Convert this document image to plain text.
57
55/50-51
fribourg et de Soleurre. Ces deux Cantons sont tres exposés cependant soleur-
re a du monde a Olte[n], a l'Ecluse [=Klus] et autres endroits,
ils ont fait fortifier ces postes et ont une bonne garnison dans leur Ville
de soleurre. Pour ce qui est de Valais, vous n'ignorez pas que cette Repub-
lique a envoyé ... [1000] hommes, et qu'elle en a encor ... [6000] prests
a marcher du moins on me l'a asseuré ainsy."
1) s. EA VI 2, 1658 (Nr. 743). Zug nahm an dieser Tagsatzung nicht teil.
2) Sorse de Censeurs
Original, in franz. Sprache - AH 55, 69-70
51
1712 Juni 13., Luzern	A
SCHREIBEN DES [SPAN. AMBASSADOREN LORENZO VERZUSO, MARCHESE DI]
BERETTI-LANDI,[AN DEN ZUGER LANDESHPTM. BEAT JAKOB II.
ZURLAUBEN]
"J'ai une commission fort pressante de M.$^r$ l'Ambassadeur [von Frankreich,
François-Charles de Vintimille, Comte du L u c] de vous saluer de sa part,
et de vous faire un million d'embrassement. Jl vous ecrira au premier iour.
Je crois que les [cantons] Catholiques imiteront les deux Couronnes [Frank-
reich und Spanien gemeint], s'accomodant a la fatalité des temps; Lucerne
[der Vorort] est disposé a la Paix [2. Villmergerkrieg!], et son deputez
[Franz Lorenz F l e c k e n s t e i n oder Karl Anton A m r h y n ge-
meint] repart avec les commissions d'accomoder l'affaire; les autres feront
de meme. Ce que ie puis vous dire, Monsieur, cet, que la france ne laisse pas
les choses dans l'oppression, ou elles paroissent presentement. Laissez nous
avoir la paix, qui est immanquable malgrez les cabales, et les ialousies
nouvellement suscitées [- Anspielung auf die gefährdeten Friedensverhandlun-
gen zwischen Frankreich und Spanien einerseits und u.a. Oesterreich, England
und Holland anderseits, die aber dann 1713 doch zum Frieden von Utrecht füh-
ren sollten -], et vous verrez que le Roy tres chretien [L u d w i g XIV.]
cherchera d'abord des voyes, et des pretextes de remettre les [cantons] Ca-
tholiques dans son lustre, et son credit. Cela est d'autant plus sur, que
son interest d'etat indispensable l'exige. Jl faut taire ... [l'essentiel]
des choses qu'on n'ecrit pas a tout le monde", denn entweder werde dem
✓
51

____________

TO DO:
Return each line in the records that holds the string "dans".

WRITTEN RESPONSE:
ils ont fait fortifier ces postes et ont une bonne garnison dans leur Ville
les choses dans l'oppression, ou elles paroissent presentement. Laissez nous
tholiques dans son lustre, et son credit. Cela est d'autant plus sur, que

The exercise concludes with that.